◆ Written request ◆
Look through the material below for "Advancements". Copy every line that contains it.

◆ Data for the task ◆
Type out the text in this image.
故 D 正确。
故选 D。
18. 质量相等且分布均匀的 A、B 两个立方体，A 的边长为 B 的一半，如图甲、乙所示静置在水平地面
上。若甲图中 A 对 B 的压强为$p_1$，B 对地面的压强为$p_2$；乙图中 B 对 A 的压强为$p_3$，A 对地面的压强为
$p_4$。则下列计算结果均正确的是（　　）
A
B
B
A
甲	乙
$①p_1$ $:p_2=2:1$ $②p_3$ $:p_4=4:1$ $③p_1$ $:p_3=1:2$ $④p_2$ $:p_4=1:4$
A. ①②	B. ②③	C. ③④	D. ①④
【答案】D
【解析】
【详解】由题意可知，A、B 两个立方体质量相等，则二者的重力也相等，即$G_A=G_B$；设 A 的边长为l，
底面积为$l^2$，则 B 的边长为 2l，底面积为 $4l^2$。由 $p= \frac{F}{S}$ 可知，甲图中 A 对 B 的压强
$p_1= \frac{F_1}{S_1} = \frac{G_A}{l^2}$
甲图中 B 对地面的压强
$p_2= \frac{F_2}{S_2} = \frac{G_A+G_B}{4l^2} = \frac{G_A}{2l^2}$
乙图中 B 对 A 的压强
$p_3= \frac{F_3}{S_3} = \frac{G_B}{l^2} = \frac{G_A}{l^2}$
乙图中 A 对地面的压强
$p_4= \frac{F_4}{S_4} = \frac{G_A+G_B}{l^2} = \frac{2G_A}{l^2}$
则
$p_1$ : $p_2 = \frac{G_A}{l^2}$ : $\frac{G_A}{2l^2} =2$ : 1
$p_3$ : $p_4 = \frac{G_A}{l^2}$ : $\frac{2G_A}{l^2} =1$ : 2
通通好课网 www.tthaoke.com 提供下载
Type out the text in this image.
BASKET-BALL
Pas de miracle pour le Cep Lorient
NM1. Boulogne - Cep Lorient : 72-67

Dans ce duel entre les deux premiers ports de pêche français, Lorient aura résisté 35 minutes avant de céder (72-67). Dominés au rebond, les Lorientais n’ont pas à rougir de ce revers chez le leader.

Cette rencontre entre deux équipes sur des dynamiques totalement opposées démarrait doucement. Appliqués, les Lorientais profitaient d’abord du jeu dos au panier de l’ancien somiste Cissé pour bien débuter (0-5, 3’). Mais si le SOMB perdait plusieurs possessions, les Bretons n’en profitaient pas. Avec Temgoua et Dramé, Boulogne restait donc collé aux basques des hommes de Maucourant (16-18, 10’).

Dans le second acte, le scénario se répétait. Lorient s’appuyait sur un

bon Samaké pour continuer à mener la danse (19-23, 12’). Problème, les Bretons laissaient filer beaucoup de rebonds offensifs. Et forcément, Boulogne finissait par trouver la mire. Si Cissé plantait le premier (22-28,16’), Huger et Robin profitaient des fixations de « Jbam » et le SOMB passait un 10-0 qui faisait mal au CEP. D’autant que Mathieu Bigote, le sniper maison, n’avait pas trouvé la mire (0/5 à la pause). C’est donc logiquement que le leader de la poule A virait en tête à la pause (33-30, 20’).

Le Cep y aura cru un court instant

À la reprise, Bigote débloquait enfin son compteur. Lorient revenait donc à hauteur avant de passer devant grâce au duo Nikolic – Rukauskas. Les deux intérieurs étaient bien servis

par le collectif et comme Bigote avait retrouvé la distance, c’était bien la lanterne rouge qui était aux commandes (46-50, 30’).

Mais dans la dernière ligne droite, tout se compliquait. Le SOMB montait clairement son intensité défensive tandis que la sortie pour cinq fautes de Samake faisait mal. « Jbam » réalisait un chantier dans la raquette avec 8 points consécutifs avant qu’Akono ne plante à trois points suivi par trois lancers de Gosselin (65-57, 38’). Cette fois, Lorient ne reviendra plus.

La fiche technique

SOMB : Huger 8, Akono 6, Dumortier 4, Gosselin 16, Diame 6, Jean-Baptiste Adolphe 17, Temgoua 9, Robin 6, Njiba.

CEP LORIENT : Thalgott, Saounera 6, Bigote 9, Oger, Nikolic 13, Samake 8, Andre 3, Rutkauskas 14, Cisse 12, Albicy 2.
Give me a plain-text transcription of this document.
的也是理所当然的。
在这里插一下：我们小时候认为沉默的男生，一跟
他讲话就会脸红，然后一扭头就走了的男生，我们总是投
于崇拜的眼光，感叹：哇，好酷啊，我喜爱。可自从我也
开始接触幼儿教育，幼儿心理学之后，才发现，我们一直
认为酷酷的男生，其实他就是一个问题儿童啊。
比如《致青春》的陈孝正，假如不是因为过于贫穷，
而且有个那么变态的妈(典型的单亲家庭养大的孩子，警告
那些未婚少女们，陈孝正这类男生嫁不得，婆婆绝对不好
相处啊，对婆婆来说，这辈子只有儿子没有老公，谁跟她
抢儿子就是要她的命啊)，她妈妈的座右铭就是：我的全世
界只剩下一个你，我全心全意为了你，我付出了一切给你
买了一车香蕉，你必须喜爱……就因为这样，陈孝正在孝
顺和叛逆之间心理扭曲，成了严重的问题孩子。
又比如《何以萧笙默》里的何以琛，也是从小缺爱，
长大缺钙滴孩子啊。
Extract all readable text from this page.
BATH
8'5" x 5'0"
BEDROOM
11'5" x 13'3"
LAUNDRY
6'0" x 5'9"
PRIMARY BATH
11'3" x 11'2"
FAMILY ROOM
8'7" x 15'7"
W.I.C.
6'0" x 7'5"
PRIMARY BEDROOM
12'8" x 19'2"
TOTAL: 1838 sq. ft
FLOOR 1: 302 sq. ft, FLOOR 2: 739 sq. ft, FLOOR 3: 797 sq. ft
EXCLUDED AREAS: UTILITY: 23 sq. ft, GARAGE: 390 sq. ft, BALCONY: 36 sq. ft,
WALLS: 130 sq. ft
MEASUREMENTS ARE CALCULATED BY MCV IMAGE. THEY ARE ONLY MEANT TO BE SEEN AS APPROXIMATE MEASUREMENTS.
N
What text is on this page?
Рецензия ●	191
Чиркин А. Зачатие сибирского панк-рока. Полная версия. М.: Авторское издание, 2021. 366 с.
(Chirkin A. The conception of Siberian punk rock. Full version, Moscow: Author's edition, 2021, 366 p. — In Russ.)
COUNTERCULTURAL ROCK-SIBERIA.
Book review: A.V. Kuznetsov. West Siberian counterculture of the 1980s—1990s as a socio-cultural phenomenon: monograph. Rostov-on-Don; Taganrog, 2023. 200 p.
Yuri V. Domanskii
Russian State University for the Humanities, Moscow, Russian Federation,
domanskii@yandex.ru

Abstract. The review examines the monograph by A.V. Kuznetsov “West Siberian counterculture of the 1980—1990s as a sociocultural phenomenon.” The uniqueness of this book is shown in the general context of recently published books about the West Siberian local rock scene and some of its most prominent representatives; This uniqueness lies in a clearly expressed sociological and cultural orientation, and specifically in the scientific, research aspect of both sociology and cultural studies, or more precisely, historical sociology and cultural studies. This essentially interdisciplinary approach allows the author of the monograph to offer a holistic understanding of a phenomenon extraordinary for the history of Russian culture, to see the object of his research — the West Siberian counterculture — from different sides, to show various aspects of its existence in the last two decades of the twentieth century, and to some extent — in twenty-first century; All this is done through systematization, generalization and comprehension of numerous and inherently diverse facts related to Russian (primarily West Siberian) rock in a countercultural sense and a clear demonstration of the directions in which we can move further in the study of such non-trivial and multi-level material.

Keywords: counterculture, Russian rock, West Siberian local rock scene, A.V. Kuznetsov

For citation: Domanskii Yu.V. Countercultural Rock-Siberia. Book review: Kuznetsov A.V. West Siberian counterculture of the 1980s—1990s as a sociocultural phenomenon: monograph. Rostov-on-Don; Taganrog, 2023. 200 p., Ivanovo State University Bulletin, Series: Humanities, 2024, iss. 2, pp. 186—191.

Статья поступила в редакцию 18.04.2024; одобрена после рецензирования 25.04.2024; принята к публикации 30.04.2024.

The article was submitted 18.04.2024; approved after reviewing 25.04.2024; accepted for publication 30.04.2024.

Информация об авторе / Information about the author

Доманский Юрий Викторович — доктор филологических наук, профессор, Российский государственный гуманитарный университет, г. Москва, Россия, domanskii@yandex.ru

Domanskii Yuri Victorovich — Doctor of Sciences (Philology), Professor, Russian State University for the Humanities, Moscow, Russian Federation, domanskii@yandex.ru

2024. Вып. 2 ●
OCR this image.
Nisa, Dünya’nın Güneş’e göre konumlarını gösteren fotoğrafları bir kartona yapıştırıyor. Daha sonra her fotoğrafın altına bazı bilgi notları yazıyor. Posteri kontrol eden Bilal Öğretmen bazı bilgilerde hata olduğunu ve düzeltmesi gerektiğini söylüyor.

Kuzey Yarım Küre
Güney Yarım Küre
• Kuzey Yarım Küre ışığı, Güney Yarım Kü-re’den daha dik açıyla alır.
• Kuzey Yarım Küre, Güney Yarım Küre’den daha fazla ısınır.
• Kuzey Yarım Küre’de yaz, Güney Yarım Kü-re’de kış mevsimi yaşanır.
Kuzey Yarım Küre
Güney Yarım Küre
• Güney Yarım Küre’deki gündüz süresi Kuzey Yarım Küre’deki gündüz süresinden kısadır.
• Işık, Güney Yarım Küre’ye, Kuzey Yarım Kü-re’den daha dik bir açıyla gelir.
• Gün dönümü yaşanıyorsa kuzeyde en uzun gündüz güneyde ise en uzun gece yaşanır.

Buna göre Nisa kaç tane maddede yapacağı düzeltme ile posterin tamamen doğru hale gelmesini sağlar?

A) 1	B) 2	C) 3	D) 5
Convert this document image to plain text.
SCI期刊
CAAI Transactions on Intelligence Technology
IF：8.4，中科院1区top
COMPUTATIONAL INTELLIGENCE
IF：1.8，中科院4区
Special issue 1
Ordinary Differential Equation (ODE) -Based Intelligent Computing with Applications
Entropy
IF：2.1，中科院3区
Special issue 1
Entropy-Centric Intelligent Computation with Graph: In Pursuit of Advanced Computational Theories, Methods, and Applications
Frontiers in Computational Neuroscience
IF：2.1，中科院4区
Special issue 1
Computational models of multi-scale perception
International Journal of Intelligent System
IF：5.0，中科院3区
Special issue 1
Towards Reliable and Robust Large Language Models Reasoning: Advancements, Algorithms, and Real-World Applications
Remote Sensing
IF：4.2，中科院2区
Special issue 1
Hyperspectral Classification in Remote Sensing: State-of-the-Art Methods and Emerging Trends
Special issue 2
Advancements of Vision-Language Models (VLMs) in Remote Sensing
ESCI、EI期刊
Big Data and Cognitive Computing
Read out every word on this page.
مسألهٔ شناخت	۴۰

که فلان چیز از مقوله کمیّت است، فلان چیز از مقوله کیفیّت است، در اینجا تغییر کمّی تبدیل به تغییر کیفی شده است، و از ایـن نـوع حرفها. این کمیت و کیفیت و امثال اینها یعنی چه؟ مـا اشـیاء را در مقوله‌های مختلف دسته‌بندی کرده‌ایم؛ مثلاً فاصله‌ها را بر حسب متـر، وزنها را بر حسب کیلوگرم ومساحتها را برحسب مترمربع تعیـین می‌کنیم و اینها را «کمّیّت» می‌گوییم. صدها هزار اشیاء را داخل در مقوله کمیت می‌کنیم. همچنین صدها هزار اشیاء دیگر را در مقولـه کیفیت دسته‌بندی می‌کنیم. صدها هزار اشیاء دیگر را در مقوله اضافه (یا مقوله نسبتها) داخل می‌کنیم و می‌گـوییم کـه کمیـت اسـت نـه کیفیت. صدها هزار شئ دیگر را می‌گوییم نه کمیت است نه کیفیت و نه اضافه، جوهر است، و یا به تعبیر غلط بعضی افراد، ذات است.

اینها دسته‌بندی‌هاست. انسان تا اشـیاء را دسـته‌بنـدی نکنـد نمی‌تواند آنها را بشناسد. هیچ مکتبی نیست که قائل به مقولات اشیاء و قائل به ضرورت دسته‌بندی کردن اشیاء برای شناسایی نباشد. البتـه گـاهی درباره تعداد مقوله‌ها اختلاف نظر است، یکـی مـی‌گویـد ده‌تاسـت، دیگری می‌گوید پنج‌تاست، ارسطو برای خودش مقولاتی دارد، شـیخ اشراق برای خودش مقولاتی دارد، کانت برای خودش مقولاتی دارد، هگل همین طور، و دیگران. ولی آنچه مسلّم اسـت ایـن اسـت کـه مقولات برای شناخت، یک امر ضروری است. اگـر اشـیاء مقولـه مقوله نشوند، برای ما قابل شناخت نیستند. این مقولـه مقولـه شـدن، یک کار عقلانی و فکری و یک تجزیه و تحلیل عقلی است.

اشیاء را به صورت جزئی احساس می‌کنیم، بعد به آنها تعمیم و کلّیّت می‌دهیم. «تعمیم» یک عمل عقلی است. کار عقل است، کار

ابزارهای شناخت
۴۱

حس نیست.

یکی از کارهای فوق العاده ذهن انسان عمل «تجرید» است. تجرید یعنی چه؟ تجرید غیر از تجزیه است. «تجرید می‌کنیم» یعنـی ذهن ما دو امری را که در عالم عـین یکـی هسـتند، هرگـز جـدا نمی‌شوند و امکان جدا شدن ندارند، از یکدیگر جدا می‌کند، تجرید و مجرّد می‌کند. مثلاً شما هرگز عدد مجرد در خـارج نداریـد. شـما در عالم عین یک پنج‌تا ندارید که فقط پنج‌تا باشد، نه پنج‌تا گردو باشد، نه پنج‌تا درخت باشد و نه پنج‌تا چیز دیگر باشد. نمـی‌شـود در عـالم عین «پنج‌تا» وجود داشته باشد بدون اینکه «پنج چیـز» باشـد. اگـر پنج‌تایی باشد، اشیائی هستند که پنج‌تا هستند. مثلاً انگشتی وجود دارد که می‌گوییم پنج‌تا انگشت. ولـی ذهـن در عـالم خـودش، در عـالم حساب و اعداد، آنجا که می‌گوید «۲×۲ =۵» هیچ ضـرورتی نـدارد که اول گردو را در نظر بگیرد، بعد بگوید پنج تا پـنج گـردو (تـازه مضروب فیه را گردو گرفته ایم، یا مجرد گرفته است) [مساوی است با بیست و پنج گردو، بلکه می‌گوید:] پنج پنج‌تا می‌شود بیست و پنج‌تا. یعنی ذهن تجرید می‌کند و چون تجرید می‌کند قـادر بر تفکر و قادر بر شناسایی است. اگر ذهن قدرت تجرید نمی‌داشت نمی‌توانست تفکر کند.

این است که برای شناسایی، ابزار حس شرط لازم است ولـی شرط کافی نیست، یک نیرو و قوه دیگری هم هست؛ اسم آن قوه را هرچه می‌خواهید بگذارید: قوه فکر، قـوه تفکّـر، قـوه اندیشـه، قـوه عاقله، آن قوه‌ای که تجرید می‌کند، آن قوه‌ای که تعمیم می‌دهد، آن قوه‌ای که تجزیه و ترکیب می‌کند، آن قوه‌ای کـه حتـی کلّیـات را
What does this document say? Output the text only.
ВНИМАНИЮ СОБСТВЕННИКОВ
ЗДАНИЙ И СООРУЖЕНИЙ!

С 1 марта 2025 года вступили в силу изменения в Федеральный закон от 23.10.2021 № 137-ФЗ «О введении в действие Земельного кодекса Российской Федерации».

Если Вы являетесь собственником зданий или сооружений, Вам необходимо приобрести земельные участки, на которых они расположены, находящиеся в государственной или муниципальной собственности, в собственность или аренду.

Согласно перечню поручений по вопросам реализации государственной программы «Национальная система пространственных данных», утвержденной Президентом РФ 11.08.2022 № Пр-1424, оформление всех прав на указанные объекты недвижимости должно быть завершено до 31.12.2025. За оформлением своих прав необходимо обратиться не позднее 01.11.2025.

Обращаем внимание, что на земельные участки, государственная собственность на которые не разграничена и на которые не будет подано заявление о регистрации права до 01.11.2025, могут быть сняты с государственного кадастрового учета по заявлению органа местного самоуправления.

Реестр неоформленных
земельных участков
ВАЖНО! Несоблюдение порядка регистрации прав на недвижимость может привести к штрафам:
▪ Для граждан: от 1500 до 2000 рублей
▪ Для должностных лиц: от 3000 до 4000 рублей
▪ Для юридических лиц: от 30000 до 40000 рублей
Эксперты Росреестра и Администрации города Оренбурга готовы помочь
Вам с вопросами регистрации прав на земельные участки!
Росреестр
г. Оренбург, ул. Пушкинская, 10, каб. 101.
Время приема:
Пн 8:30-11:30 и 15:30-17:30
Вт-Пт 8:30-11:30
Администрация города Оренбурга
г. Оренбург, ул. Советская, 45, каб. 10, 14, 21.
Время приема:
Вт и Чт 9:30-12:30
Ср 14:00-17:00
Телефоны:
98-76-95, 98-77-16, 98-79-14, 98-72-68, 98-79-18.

◆ Solution to this task ◆
Towards Reliable and Robust Large Language Models Reasoning: Advancements, Algorithms, and Real-World Applications
Advancements of Vision-Language Models (VLMs) in Remote Sensing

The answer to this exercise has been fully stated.